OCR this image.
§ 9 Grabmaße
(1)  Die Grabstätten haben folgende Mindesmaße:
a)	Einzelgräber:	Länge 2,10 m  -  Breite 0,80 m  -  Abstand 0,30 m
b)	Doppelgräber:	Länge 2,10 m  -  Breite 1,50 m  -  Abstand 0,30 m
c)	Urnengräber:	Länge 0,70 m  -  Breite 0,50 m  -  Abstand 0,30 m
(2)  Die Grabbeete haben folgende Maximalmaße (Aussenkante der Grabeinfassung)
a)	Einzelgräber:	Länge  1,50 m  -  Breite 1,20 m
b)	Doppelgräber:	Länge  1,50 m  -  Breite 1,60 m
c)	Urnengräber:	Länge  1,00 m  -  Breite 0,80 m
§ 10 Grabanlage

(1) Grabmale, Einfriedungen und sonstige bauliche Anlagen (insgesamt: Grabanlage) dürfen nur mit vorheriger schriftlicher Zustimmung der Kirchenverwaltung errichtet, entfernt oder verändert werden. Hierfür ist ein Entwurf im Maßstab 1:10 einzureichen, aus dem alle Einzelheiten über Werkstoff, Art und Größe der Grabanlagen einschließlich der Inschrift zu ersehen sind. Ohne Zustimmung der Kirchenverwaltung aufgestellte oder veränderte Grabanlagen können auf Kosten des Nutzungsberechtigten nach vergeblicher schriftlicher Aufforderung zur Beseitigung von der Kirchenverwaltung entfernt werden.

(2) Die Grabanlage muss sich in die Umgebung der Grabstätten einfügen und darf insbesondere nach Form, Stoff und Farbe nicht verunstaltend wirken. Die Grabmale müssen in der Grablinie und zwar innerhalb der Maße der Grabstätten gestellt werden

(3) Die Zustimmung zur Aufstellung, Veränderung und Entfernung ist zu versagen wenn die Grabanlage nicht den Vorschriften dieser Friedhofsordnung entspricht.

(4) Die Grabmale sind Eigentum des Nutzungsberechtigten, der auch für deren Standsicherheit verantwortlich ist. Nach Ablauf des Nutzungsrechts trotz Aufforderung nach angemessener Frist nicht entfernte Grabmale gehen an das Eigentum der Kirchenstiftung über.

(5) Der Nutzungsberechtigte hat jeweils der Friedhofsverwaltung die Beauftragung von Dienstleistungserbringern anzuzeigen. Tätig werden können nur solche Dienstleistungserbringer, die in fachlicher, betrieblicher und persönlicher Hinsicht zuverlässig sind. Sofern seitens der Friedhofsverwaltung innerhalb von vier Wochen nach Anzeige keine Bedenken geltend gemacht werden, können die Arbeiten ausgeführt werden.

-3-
• • •
**Task**
Identify the lines in the entries above that contain "folgende", then copy them out.

**Answer in full**
(1)  Die Grabstätten haben folgende Mindesmaße:
(2)  Die Grabbeete haben folgende Maximalmaße (Aussenkante der Grabeinfassung)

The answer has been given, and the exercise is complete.